Listed records:
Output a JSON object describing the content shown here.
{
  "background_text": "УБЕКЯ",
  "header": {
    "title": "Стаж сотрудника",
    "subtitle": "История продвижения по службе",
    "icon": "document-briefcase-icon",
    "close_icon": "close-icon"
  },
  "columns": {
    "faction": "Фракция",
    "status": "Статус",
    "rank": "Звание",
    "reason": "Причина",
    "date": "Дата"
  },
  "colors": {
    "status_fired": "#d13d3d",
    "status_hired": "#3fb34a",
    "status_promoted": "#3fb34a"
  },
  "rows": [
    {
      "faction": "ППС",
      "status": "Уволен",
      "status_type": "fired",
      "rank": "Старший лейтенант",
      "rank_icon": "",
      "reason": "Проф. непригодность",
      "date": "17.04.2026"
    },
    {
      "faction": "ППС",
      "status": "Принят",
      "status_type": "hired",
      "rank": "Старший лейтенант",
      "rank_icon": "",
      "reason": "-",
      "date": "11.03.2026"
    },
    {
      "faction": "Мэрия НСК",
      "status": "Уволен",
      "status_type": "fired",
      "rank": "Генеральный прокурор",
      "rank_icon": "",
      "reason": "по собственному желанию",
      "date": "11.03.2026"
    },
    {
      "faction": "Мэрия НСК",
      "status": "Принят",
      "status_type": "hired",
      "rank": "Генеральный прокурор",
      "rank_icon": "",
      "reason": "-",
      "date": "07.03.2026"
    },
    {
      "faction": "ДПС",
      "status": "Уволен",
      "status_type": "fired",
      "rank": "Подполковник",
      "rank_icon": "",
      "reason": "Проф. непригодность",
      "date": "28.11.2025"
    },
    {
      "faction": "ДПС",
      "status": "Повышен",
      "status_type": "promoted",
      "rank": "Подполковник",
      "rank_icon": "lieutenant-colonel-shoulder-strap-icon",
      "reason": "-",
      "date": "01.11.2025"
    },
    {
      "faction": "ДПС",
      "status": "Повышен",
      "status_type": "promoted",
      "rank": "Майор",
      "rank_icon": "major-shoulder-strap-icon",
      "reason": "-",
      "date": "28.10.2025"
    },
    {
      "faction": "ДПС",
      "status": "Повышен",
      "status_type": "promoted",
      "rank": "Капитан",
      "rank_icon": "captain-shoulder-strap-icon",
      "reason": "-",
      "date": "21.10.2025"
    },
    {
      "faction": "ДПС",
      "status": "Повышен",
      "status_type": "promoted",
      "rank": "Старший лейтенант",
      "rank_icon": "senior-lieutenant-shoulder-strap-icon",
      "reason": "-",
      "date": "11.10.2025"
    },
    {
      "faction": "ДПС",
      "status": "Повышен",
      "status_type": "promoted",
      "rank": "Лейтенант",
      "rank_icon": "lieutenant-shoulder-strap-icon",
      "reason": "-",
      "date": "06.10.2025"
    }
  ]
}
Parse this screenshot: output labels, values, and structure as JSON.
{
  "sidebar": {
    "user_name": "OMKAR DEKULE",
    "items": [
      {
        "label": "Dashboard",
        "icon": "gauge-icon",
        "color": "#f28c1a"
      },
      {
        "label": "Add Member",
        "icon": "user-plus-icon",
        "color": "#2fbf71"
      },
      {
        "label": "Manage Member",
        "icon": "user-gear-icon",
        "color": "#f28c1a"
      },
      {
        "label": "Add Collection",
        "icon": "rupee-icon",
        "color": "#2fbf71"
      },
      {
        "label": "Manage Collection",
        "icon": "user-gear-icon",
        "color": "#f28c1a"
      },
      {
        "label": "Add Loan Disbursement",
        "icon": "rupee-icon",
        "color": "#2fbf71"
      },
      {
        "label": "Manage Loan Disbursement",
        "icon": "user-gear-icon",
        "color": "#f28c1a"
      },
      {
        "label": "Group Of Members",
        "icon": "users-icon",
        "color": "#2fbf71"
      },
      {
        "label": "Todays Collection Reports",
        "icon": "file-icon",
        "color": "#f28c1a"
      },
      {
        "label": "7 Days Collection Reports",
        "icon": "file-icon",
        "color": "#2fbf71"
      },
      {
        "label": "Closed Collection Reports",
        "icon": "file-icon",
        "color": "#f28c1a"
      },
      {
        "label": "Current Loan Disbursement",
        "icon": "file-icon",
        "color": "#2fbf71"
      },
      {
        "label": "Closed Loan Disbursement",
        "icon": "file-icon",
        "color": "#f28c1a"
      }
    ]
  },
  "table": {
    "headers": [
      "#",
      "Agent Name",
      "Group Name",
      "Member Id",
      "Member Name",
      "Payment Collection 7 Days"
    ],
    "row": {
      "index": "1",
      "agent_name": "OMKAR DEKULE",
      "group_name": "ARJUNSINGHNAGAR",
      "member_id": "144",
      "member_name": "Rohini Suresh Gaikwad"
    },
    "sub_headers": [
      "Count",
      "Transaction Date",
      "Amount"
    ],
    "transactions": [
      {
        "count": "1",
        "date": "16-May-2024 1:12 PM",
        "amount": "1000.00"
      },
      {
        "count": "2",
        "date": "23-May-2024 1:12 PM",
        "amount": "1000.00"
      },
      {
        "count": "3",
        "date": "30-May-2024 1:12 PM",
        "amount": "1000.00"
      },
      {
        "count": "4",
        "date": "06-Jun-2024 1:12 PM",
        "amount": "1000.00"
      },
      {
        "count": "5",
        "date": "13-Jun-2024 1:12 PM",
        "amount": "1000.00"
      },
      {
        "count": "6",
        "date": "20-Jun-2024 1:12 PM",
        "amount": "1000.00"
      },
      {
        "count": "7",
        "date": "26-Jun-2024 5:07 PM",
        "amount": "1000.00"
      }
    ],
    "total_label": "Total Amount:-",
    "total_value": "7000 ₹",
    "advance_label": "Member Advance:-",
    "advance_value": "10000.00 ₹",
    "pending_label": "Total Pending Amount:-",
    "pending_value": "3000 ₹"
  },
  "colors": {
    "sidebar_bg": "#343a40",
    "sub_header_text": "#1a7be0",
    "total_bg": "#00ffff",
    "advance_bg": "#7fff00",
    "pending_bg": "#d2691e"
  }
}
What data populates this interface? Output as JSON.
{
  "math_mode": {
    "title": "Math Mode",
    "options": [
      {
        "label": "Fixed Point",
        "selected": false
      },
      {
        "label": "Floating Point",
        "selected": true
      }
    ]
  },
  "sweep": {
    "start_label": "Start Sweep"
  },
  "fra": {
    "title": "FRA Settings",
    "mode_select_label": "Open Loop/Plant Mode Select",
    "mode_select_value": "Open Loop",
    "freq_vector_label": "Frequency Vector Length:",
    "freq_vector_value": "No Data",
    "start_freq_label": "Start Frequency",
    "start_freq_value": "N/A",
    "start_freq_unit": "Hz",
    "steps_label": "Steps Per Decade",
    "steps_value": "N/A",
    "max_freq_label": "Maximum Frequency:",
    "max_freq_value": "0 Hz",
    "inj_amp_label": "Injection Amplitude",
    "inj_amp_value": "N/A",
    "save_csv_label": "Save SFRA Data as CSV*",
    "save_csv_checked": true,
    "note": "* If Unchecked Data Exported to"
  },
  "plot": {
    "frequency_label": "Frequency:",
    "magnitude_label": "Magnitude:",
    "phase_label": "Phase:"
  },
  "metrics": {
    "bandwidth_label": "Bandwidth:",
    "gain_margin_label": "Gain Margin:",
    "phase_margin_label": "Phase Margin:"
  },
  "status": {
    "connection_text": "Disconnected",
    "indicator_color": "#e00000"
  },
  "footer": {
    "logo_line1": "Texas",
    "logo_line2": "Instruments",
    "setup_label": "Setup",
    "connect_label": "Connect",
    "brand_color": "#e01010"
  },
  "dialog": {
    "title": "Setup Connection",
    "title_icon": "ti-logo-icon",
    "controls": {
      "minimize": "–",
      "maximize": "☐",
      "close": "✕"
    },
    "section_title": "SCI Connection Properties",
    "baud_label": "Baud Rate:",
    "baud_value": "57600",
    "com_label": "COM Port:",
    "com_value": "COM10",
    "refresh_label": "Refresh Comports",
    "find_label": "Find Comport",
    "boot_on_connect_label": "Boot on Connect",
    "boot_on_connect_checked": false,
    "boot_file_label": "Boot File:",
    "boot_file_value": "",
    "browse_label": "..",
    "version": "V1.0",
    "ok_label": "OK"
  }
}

What is asked:
Work out how many lines in the records above hold the string "Reports", then give only that count.

Final result:
3